▶ _Problem to solve_
Output each entry exactly; skip nothing.

▶ _Listed records_
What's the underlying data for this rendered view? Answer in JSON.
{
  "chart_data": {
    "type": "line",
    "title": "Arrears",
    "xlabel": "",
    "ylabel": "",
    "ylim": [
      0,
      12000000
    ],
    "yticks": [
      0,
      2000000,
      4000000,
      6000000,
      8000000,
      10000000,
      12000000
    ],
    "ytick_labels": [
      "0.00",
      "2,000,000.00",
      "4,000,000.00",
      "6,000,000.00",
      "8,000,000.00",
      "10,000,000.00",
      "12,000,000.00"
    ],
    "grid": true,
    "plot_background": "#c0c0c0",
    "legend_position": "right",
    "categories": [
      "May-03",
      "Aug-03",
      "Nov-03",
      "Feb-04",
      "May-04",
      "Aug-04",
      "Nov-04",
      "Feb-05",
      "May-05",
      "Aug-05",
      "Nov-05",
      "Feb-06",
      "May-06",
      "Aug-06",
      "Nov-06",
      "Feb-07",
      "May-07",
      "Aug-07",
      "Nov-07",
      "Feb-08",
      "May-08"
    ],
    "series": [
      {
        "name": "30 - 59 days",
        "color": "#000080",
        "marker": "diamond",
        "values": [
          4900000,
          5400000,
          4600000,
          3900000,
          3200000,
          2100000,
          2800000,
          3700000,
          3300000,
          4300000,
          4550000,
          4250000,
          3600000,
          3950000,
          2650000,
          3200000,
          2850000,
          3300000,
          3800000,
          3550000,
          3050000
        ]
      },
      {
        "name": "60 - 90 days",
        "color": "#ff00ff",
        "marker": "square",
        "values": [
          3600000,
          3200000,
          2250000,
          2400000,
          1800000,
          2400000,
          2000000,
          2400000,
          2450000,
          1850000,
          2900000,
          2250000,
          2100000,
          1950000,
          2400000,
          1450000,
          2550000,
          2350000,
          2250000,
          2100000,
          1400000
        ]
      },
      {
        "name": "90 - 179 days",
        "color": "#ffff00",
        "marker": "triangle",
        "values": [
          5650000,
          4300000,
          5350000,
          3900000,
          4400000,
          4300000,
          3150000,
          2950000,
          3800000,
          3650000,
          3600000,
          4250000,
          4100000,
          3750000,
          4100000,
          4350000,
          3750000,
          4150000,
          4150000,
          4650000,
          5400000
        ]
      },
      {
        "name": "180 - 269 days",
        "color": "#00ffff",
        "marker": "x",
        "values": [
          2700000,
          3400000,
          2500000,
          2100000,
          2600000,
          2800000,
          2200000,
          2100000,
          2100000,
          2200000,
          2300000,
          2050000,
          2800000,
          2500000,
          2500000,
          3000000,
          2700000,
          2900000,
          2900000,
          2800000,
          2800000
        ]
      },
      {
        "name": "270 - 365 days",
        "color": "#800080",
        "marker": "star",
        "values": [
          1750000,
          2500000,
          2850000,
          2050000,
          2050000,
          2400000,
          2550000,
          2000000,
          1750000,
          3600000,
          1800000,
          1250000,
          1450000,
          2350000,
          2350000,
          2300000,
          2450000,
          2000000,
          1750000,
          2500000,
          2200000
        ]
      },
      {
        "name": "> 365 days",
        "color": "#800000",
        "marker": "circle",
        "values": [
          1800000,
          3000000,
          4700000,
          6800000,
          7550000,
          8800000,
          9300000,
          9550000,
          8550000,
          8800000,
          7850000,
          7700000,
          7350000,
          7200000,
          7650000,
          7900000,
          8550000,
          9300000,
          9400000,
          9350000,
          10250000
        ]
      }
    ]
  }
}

▶ _Exercise result_
What's the underlying data for this rendered view? Answer in JSON.
{
  "chart_data": {
    "type": "line",
    "title": "Arrears",
    "xlabel": "",
    "ylabel": "",
    "ylim": [
      0,
      12000000
    ],
    "yticks": [
      0,
      2000000,
      4000000,
      6000000,
      8000000,
      10000000,
      12000000
    ],
    "ytick_labels": [
      "0.00",
      "2,000,000.00",
      "4,000,000.00",
      "6,000,000.00",
      "8,000,000.00",
      "10,000,000.00",
      "12,000,000.00"
    ],
    "grid": true,
    "plot_background": "#c0c0c0",
    "legend_position": "right",
    "categories": [
      "May-03",
      "Aug-03",
      "Nov-03",
      "Feb-04",
      "May-04",
      "Aug-04",
      "Nov-04",
      "Feb-05",
      "May-05",
      "Aug-05",
      "Nov-05",
      "Feb-06",
      "May-06",
      "Aug-06",
      "Nov-06",
      "Feb-07",
      "May-07",
      "Aug-07",
      "Nov-07",
      "Feb-08",
      "May-08"
    ],
    "series": [
      {
        "name": "30 - 59 days",
        "color": "#000080",
        "marker": "diamond",
        "values": [
          4900000,
          5400000,
          4600000,
          3900000,
          3200000,
          2100000,
          2800000,
          3700000,
          3300000,
          4300000,
          4550000,
          4250000,
          3600000,
          3950000,
          2650000,
          3200000,
          2850000,
          3300000,
          3800000,
          3550000,
          3050000
        ]
      },
      {
        "name": "60 - 90 days",
        "color": "#ff00ff",
        "marker": "square",
        "values": [
          3600000,
          3200000,
          2250000,
          2400000,
          1800000,
          2400000,
          2000000,
          2400000,
          2450000,
          1850000,
          2900000,
          2250000,
          2100000,
          1950000,
          2400000,
          1450000,
          2550000,
          2350000,
          2250000,
          2100000,
          1400000
        ]
      },
      {
        "name": "90 - 179 days",
        "color": "#ffff00",
        "marker": "triangle",
        "values": [
          5650000,
          4300000,
          5350000,
          3900000,
          4400000,
          4300000,
          3150000,
          2950000,
          3800000,
          3650000,
          3600000,
          4250000,
          4100000,
          3750000,
          4100000,
          4350000,
          3750000,
          4150000,
          4150000,
          4650000,
          5400000
        ]
      },
      {
        "name": "180 - 269 days",
        "color": "#00ffff",
        "marker": "x",
        "values": [
          2700000,
          3400000,
          2500000,
          2100000,
          2600000,
          2800000,
          2200000,
          2100000,
          2100000,
          2200000,
          2300000,
          2050000,
          2800000,
          2500000,
          2500000,
          3000000,
          2700000,
          2900000,
          2900000,
          2800000,
          2800000
        ]
      },
      {
        "name": "270 - 365 days",
        "color": "#800080",
        "marker": "star",
        "values": [
          1750000,
          2500000,
          2850000,
          2050000,
          2050000,
          2400000,
          2550000,
          2000000,
          1750000,
          3600000,
          1800000,
          1250000,
          1450000,
          2350000,
          2350000,
          2300000,
          2450000,
          2000000,
          1750000,
          2500000,
          2200000
        ]
      },
      {
        "name": "> 365 days",
        "color": "#800000",
        "marker": "circle",
        "values": [
          1800000,
          3000000,
          4700000,
          6800000,
          7550000,
          8800000,
          9300000,
          9550000,
          8550000,
          8800000,
          7850000,
          7700000,
          7350000,
          7200000,
          7650000,
          7900000,
          8550000,
          9300000,
          9400000,
          9350000,
          10250000
        ]
      }
    ]
  }
}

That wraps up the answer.